**Task instructions**: Copy out lines with the word "Dollar" from the material that follows.

[Stored items]
** Start **

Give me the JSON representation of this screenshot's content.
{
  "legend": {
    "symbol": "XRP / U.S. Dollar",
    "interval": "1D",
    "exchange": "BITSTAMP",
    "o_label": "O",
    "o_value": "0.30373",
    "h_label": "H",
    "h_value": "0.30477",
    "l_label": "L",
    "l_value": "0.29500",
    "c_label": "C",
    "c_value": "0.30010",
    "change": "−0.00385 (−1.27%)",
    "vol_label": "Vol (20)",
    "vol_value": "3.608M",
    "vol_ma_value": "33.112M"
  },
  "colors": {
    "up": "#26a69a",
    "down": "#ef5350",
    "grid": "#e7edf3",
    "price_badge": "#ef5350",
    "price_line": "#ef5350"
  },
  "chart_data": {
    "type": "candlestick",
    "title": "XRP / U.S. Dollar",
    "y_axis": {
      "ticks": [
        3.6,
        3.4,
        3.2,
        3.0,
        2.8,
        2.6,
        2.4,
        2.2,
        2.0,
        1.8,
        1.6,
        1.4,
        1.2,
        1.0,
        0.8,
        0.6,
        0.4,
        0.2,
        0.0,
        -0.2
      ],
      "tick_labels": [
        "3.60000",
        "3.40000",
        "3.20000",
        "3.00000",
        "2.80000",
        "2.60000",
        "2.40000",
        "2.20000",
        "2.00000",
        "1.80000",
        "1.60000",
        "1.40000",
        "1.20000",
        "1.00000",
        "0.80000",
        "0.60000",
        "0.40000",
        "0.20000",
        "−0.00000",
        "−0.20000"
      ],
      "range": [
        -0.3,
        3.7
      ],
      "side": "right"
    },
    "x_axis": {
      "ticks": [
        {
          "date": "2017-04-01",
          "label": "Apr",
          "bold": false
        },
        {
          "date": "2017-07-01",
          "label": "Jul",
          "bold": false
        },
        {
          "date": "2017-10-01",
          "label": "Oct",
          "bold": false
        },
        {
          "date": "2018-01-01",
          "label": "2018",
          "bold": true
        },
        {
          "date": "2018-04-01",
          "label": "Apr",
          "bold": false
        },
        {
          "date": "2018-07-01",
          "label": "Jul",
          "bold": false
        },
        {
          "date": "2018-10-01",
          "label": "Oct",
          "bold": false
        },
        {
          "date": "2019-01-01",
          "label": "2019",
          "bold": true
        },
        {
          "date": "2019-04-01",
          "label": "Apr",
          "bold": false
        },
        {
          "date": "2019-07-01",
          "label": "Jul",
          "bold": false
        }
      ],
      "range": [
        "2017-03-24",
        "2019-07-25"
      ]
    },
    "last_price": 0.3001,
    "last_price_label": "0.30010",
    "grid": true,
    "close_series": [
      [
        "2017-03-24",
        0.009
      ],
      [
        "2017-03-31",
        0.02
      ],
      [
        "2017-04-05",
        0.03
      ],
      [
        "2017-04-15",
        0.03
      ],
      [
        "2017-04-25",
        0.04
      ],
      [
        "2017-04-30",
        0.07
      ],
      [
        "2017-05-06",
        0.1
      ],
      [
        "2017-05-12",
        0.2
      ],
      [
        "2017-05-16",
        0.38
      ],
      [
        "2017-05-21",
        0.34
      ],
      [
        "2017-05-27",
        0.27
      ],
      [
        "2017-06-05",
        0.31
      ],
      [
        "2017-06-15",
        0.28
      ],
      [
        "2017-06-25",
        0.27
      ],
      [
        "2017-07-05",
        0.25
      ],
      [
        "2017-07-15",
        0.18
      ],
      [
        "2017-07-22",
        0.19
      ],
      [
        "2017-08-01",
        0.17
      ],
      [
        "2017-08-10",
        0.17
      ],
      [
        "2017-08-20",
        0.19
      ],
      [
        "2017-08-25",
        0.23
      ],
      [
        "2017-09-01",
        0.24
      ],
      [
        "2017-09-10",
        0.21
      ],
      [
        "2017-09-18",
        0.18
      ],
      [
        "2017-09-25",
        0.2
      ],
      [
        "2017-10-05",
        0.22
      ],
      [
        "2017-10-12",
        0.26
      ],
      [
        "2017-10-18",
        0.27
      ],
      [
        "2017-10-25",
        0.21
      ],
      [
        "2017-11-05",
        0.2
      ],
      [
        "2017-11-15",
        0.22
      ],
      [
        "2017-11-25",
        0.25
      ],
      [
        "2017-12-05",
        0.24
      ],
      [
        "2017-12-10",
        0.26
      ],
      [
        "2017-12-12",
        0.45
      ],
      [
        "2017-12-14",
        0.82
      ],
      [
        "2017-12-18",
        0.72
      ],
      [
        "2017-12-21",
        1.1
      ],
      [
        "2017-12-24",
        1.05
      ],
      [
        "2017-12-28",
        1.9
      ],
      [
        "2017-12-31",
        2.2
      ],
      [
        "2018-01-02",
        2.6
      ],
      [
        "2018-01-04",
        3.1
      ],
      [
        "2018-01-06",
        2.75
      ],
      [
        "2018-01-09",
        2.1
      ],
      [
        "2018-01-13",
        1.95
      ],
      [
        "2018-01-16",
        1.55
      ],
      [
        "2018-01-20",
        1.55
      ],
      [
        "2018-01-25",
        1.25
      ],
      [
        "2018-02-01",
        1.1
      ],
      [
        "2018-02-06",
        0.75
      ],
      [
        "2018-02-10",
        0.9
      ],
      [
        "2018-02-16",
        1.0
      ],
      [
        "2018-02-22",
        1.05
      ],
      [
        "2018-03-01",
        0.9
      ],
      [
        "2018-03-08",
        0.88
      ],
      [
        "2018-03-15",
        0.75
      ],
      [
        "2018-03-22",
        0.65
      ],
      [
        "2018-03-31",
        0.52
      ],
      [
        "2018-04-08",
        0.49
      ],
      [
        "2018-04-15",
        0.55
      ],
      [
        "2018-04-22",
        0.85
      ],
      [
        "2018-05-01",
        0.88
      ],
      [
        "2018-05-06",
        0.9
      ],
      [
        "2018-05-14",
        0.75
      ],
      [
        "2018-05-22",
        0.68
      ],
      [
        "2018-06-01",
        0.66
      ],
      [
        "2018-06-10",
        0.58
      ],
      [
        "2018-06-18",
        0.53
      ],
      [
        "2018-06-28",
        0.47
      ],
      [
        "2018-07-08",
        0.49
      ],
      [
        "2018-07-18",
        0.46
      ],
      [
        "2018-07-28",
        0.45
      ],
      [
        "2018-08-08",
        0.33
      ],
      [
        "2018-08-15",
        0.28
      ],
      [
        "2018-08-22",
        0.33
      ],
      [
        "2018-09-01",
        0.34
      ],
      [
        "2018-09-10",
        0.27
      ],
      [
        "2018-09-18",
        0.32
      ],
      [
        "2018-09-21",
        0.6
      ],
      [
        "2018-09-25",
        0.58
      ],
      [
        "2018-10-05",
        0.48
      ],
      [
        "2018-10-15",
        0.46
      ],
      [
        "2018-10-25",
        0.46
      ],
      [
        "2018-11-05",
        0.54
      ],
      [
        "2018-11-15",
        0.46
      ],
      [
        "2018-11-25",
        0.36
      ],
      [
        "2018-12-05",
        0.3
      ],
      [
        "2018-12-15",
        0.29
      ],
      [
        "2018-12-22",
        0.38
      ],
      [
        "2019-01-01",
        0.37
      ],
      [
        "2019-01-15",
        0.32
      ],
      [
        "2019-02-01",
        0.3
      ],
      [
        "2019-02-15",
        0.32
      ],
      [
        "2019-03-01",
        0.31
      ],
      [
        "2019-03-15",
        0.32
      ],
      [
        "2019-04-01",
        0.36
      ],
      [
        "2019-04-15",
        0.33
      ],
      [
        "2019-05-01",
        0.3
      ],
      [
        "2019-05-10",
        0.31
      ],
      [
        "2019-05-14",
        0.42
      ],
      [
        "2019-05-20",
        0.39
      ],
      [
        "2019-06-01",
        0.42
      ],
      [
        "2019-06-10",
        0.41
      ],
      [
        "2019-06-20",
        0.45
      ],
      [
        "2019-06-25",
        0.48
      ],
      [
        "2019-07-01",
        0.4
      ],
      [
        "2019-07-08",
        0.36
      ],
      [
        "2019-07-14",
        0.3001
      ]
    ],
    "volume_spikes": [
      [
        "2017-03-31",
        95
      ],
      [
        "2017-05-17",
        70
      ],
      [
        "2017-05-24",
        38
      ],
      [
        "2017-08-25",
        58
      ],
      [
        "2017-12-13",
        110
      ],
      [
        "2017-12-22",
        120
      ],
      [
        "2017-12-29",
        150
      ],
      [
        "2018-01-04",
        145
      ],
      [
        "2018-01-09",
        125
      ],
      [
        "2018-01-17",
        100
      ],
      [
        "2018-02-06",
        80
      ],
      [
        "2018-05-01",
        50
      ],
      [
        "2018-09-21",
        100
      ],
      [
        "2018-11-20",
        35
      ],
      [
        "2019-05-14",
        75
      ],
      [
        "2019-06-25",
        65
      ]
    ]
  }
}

** End **

**Reply**:
    "symbol": "XRP / U.S. Dollar",
    "title": "XRP / U.S. Dollar",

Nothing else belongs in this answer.